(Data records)
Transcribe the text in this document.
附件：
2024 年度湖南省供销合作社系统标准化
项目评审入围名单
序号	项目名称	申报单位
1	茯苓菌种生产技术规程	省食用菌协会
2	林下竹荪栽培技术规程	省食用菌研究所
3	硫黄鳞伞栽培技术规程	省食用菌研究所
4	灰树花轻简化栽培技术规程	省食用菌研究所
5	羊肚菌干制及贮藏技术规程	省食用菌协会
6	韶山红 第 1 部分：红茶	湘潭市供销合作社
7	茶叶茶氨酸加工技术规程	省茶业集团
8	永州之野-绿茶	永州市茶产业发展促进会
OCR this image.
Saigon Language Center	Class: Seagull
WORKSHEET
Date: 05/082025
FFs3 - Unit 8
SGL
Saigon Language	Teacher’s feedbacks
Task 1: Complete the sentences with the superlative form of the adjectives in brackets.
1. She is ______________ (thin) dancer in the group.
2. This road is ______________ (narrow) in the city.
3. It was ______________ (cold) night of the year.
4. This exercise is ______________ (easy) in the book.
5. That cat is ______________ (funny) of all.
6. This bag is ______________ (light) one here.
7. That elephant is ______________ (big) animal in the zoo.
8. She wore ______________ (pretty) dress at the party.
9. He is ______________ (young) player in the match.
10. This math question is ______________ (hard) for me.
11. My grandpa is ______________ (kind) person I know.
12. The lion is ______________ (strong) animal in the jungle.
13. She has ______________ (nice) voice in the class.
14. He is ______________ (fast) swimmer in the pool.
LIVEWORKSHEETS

**DIRECTION:**
Out of the material above, gather each line where "That" appears.

**FULL OUTPUT:**
5. That cat is ______________ (funny) of all.
7. That elephant is ______________ (big) animal in the zoo.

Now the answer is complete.